§ What the exercise asks
Go through the listing beneath this task and return every line that carries the string "majority".
>> Begin Supplied data
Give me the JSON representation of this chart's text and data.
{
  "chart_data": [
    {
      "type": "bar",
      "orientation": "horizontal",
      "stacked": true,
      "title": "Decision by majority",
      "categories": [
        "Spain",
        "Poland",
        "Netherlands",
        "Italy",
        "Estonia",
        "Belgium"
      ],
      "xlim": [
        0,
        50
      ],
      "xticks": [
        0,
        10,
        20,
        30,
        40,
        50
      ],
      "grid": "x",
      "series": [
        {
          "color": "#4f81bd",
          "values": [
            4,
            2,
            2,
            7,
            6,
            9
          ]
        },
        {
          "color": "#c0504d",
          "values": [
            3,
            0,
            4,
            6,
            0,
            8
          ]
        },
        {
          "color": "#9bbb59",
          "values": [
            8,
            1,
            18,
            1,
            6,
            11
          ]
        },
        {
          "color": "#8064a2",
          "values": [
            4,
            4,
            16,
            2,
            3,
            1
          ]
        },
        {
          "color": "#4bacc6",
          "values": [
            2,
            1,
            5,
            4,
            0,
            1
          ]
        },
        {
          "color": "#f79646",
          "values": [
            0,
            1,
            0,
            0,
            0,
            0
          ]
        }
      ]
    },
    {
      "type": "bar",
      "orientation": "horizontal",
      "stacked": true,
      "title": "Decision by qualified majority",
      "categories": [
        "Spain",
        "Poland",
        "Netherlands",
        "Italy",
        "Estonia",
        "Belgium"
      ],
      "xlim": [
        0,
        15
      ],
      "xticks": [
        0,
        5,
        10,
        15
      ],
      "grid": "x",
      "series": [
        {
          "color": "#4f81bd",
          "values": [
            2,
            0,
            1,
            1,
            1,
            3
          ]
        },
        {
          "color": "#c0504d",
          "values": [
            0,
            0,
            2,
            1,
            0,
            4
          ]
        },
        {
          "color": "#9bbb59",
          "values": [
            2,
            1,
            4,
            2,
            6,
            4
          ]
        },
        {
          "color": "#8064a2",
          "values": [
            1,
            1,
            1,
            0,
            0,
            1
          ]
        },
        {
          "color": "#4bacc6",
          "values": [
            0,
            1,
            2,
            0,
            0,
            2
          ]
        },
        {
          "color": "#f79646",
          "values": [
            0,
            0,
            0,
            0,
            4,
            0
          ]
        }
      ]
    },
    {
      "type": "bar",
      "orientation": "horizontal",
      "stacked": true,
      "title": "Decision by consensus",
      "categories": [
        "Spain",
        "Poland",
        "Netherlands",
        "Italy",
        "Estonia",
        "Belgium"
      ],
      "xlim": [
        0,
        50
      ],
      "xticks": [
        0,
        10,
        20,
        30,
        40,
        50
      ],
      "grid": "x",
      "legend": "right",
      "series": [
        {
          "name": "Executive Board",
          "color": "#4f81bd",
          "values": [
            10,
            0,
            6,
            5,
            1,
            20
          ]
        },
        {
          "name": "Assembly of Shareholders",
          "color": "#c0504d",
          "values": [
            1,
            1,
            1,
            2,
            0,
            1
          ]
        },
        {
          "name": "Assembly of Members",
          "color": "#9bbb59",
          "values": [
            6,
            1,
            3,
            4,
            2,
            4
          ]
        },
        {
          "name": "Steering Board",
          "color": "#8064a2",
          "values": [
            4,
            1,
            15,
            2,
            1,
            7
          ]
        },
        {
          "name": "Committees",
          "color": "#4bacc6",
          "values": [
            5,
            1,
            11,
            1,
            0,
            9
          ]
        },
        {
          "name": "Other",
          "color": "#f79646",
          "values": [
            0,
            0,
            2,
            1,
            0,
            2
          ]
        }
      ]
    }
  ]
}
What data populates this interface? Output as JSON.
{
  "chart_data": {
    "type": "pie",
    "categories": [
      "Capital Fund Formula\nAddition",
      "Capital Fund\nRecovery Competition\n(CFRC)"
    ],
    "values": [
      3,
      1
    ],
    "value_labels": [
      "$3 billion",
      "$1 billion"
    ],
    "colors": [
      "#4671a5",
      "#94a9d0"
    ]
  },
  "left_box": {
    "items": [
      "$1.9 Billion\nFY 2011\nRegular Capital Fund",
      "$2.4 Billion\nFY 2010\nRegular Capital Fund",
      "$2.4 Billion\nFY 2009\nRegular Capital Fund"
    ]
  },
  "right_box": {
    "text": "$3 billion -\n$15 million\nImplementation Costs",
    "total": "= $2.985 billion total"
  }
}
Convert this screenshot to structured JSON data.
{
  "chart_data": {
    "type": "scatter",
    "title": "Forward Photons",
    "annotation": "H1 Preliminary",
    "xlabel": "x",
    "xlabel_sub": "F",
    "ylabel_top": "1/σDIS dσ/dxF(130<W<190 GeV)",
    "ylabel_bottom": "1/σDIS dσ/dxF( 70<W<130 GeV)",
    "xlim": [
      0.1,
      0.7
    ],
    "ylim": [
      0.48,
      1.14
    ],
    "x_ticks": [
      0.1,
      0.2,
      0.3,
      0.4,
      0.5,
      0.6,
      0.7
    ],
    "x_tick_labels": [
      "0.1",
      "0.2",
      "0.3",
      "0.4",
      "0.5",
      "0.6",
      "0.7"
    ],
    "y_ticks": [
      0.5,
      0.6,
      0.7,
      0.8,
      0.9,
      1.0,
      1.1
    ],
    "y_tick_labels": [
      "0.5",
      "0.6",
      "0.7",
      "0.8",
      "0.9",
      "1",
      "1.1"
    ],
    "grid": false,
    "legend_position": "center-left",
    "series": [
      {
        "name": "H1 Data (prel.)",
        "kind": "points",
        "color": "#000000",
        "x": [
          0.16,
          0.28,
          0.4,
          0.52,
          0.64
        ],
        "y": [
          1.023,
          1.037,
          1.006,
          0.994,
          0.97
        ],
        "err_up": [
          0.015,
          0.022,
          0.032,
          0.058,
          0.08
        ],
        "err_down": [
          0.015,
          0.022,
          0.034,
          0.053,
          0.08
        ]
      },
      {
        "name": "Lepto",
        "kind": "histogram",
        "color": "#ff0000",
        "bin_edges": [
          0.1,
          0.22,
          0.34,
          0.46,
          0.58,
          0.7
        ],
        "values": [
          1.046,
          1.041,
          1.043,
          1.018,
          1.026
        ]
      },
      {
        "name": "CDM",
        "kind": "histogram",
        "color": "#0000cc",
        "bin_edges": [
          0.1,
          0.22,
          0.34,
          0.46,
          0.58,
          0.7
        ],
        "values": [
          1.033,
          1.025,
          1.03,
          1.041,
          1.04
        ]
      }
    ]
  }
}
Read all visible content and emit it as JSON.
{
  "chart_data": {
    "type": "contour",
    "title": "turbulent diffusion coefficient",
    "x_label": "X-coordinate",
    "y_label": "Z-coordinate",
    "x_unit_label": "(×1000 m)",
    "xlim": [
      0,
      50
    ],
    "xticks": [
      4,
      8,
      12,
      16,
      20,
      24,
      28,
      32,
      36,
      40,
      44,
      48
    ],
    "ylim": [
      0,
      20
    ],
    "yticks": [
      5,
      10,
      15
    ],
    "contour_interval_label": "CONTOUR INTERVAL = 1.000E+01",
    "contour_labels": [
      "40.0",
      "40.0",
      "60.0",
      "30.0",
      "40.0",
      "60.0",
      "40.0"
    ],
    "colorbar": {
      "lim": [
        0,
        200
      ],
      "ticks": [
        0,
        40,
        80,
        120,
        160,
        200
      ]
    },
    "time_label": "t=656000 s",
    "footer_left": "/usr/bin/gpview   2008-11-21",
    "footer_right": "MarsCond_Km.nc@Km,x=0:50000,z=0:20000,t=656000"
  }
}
>> End Supplied data
§ Exercise result
      "title": "Decision by majority",
      "title": "Decision by qualified majority",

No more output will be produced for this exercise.